REQUIRED TASK
Within the data below, state how many lines contain the string "стены". Provide the number only.

Data records

★ ★ ★ ★ ★

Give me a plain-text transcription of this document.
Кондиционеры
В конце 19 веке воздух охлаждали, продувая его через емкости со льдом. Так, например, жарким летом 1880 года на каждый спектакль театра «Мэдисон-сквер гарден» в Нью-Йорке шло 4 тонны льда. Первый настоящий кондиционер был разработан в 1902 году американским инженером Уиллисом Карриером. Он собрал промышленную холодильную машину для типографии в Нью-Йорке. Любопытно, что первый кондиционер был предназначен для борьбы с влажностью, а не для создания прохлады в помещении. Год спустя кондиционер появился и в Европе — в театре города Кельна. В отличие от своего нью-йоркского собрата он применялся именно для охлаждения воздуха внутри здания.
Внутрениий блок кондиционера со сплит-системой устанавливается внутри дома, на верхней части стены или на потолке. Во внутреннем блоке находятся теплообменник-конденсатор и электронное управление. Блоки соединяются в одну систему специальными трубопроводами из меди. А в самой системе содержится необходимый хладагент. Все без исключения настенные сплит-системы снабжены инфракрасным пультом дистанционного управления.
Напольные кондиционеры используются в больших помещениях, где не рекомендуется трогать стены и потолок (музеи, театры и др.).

★ ★ ★ ★ ★

EXERCISE RESPONSE
2